<<<<
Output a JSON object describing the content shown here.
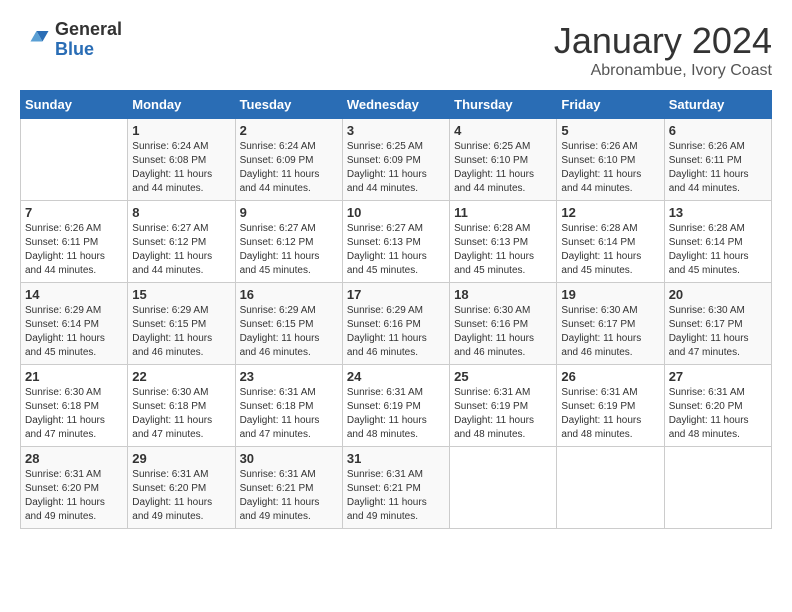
{
  "header": {
    "logo_general": "General",
    "logo_blue": "Blue",
    "month_title": "January 2024",
    "location": "Abronambue, Ivory Coast"
  },
  "days_of_week": [
    "Sunday",
    "Monday",
    "Tuesday",
    "Wednesday",
    "Thursday",
    "Friday",
    "Saturday"
  ],
  "weeks": [
    [
      {
        "day": "",
        "info": ""
      },
      {
        "day": "1",
        "info": "Sunrise: 6:24 AM\nSunset: 6:08 PM\nDaylight: 11 hours and 44 minutes."
      },
      {
        "day": "2",
        "info": "Sunrise: 6:24 AM\nSunset: 6:09 PM\nDaylight: 11 hours and 44 minutes."
      },
      {
        "day": "3",
        "info": "Sunrise: 6:25 AM\nSunset: 6:09 PM\nDaylight: 11 hours and 44 minutes."
      },
      {
        "day": "4",
        "info": "Sunrise: 6:25 AM\nSunset: 6:10 PM\nDaylight: 11 hours and 44 minutes."
      },
      {
        "day": "5",
        "info": "Sunrise: 6:26 AM\nSunset: 6:10 PM\nDaylight: 11 hours and 44 minutes."
      },
      {
        "day": "6",
        "info": "Sunrise: 6:26 AM\nSunset: 6:11 PM\nDaylight: 11 hours and 44 minutes."
      }
    ],
    [
      {
        "day": "7",
        "info": ""
      },
      {
        "day": "8",
        "info": "Sunrise: 6:27 AM\nSunset: 6:12 PM\nDaylight: 11 hours and 44 minutes."
      },
      {
        "day": "9",
        "info": "Sunrise: 6:27 AM\nSunset: 6:12 PM\nDaylight: 11 hours and 45 minutes."
      },
      {
        "day": "10",
        "info": "Sunrise: 6:27 AM\nSunset: 6:13 PM\nDaylight: 11 hours and 45 minutes."
      },
      {
        "day": "11",
        "info": "Sunrise: 6:28 AM\nSunset: 6:13 PM\nDaylight: 11 hours and 45 minutes."
      },
      {
        "day": "12",
        "info": "Sunrise: 6:28 AM\nSunset: 6:14 PM\nDaylight: 11 hours and 45 minutes."
      },
      {
        "day": "13",
        "info": "Sunrise: 6:28 AM\nSunset: 6:14 PM\nDaylight: 11 hours and 45 minutes."
      }
    ],
    [
      {
        "day": "14",
        "info": ""
      },
      {
        "day": "15",
        "info": "Sunrise: 6:29 AM\nSunset: 6:15 PM\nDaylight: 11 hours and 46 minutes."
      },
      {
        "day": "16",
        "info": "Sunrise: 6:29 AM\nSunset: 6:15 PM\nDaylight: 11 hours and 46 minutes."
      },
      {
        "day": "17",
        "info": "Sunrise: 6:29 AM\nSunset: 6:16 PM\nDaylight: 11 hours and 46 minutes."
      },
      {
        "day": "18",
        "info": "Sunrise: 6:30 AM\nSunset: 6:16 PM\nDaylight: 11 hours and 46 minutes."
      },
      {
        "day": "19",
        "info": "Sunrise: 6:30 AM\nSunset: 6:17 PM\nDaylight: 11 hours and 46 minutes."
      },
      {
        "day": "20",
        "info": "Sunrise: 6:30 AM\nSunset: 6:17 PM\nDaylight: 11 hours and 47 minutes."
      }
    ],
    [
      {
        "day": "21",
        "info": ""
      },
      {
        "day": "22",
        "info": "Sunrise: 6:30 AM\nSunset: 6:18 PM\nDaylight: 11 hours and 47 minutes."
      },
      {
        "day": "23",
        "info": "Sunrise: 6:31 AM\nSunset: 6:18 PM\nDaylight: 11 hours and 47 minutes."
      },
      {
        "day": "24",
        "info": "Sunrise: 6:31 AM\nSunset: 6:19 PM\nDaylight: 11 hours and 48 minutes."
      },
      {
        "day": "25",
        "info": "Sunrise: 6:31 AM\nSunset: 6:19 PM\nDaylight: 11 hours and 48 minutes."
      },
      {
        "day": "26",
        "info": "Sunrise: 6:31 AM\nSunset: 6:19 PM\nDaylight: 11 hours and 48 minutes."
      },
      {
        "day": "27",
        "info": "Sunrise: 6:31 AM\nSunset: 6:20 PM\nDaylight: 11 hours and 48 minutes."
      }
    ],
    [
      {
        "day": "28",
        "info": "Sunrise: 6:31 AM\nSunset: 6:20 PM\nDaylight: 11 hours and 49 minutes."
      },
      {
        "day": "29",
        "info": "Sunrise: 6:31 AM\nSunset: 6:20 PM\nDaylight: 11 hours and 49 minutes."
      },
      {
        "day": "30",
        "info": "Sunrise: 6:31 AM\nSunset: 6:21 PM\nDaylight: 11 hours and 49 minutes."
      },
      {
        "day": "31",
        "info": "Sunrise: 6:31 AM\nSunset: 6:21 PM\nDaylight: 11 hours and 49 minutes."
      },
      {
        "day": "",
        "info": ""
      },
      {
        "day": "",
        "info": ""
      },
      {
        "day": "",
        "info": ""
      }
    ]
  ]
}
>>>>
▸ **WHAT YOU ARE ASKED TO DO**
Leave every image out, and retype the material exactly.

▸ **TASK OUTPUT**
Output a JSON object describing the content shown here.
{
  "header": {
    "logo_general": "General",
    "logo_blue": "Blue",
    "month_title": "January 2024",
    "location": "Abronambue, Ivory Coast"
  },
  "days_of_week": [
    "Sunday",
    "Monday",
    "Tuesday",
    "Wednesday",
    "Thursday",
    "Friday",
    "Saturday"
  ],
  "weeks": [
    [
      {
        "day": "",
        "info": ""
      },
      {
        "day": "1",
        "info": "Sunrise: 6:24 AM\nSunset: 6:08 PM\nDaylight: 11 hours and 44 minutes."
      },
      {
        "day": "2",
        "info": "Sunrise: 6:24 AM\nSunset: 6:09 PM\nDaylight: 11 hours and 44 minutes."
      },
      {
        "day": "3",
        "info": "Sunrise: 6:25 AM\nSunset: 6:09 PM\nDaylight: 11 hours and 44 minutes."
      },
      {
        "day": "4",
        "info": "Sunrise: 6:25 AM\nSunset: 6:10 PM\nDaylight: 11 hours and 44 minutes."
      },
      {
        "day": "5",
        "info": "Sunrise: 6:26 AM\nSunset: 6:10 PM\nDaylight: 11 hours and 44 minutes."
      },
      {
        "day": "6",
        "info": "Sunrise: 6:26 AM\nSunset: 6:11 PM\nDaylight: 11 hours and 44 minutes."
      }
    ],
    [
      {
        "day": "7",
        "info": ""
      },
      {
        "day": "8",
        "info": "Sunrise: 6:27 AM\nSunset: 6:12 PM\nDaylight: 11 hours and 44 minutes."
      },
      {
        "day": "9",
        "info": "Sunrise: 6:27 AM\nSunset: 6:12 PM\nDaylight: 11 hours and 45 minutes."
      },
      {
        "day": "10",
        "info": "Sunrise: 6:27 AM\nSunset: 6:13 PM\nDaylight: 11 hours and 45 minutes."
      },
      {
        "day": "11",
        "info": "Sunrise: 6:28 AM\nSunset: 6:13 PM\nDaylight: 11 hours and 45 minutes."
      },
      {
        "day": "12",
        "info": "Sunrise: 6:28 AM\nSunset: 6:14 PM\nDaylight: 11 hours and 45 minutes."
      },
      {
        "day": "13",
        "info": "Sunrise: 6:28 AM\nSunset: 6:14 PM\nDaylight: 11 hours and 45 minutes."
      }
    ],
    [
      {
        "day": "14",
        "info": ""
      },
      {
        "day": "15",
        "info": "Sunrise: 6:29 AM\nSunset: 6:15 PM\nDaylight: 11 hours and 46 minutes."
      },
      {
        "day": "16",
        "info": "Sunrise: 6:29 AM\nSunset: 6:15 PM\nDaylight: 11 hours and 46 minutes."
      },
      {
        "day": "17",
        "info": "Sunrise: 6:29 AM\nSunset: 6:16 PM\nDaylight: 11 hours and 46 minutes."
      },
      {
        "day": "18",
        "info": "Sunrise: 6:30 AM\nSunset: 6:16 PM\nDaylight: 11 hours and 46 minutes."
      },
      {
        "day": "19",
        "info": "Sunrise: 6:30 AM\nSunset: 6:17 PM\nDaylight: 11 hours and 46 minutes."
      },
      {
        "day": "20",
        "info": "Sunrise: 6:30 AM\nSunset: 6:17 PM\nDaylight: 11 hours and 47 minutes."
      }
    ],
    [
      {
        "day": "21",
        "info": ""
      },
      {
        "day": "22",
        "info": "Sunrise: 6:30 AM\nSunset: 6:18 PM\nDaylight: 11 hours and 47 minutes."
      },
      {
        "day": "23",
        "info": "Sunrise: 6:31 AM\nSunset: 6:18 PM\nDaylight: 11 hours and 47 minutes."
      },
      {
        "day": "24",
        "info": "Sunrise: 6:31 AM\nSunset: 6:19 PM\nDaylight: 11 hours and 48 minutes."
      },
      {
        "day": "25",
        "info": "Sunrise: 6:31 AM\nSunset: 6:19 PM\nDaylight: 11 hours and 48 minutes."
      },
      {
        "day": "26",
        "info": "Sunrise: 6:31 AM\nSunset: 6:19 PM\nDaylight: 11 hours and 48 minutes."
      },
      {
        "day": "27",
        "info": "Sunrise: 6:31 AM\nSunset: 6:20 PM\nDaylight: 11 hours and 48 minutes."
      }
    ],
    [
      {
        "day": "28",
        "info": "Sunrise: 6:31 AM\nSunset: 6:20 PM\nDaylight: 11 hours and 49 minutes."
      },
      {
        "day": "29",
        "info": "Sunrise: 6:31 AM\nSunset: 6:20 PM\nDaylight: 11 hours and 49 minutes."
      },
      {
        "day": "30",
        "info": "Sunrise: 6:31 AM\nSunset: 6:21 PM\nDaylight: 11 hours and 49 minutes."
      },
      {
        "day": "31",
        "info": "Sunrise: 6:31 AM\nSunset: 6:21 PM\nDaylight: 11 hours and 49 minutes."
      },
      {
        "day": "",
        "info": ""
      },
      {
        "day": "",
        "info": ""
      },
      {
        "day": "",
        "info": ""
      }
    ]
  ]
}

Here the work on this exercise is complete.